Material for this task:
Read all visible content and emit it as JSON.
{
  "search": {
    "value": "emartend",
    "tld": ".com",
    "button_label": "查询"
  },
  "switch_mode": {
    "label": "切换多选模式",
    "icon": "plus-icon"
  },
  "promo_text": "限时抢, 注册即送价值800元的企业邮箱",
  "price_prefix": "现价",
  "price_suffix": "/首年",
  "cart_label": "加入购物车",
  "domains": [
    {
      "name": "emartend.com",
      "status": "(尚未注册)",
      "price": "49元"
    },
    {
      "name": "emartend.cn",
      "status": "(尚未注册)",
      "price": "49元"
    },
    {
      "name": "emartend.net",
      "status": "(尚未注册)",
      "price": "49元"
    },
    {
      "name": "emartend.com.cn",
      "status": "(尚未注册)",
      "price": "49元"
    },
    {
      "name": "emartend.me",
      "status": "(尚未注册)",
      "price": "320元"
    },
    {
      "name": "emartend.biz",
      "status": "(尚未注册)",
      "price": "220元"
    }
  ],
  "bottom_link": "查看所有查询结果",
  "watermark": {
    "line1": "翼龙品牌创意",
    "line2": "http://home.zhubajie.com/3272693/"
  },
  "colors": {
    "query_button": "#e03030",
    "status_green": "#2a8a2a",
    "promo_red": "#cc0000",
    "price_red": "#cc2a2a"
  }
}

What you will do: Repeat the material above in full, keeping every word.

The solution:
Read all visible content and emit it as JSON.
{
  "search": {
    "value": "emartend",
    "tld": ".com",
    "button_label": "查询"
  },
  "switch_mode": {
    "label": "切换多选模式",
    "icon": "plus-icon"
  },
  "promo_text": "限时抢, 注册即送价值800元的企业邮箱",
  "price_prefix": "现价",
  "price_suffix": "/首年",
  "cart_label": "加入购物车",
  "domains": [
    {
      "name": "emartend.com",
      "status": "(尚未注册)",
      "price": "49元"
    },
    {
      "name": "emartend.cn",
      "status": "(尚未注册)",
      "price": "49元"
    },
    {
      "name": "emartend.net",
      "status": "(尚未注册)",
      "price": "49元"
    },
    {
      "name": "emartend.com.cn",
      "status": "(尚未注册)",
      "price": "49元"
    },
    {
      "name": "emartend.me",
      "status": "(尚未注册)",
      "price": "320元"
    },
    {
      "name": "emartend.biz",
      "status": "(尚未注册)",
      "price": "220元"
    }
  ],
  "bottom_link": "查看所有查询结果",
  "watermark": {
    "line1": "翼龙品牌创意",
    "line2": "http://home.zhubajie.com/3272693/"
  },
  "colors": {
    "query_button": "#e03030",
    "status_green": "#2a8a2a",
    "promo_red": "#cc0000",
    "price_red": "#cc2a2a"
  }
}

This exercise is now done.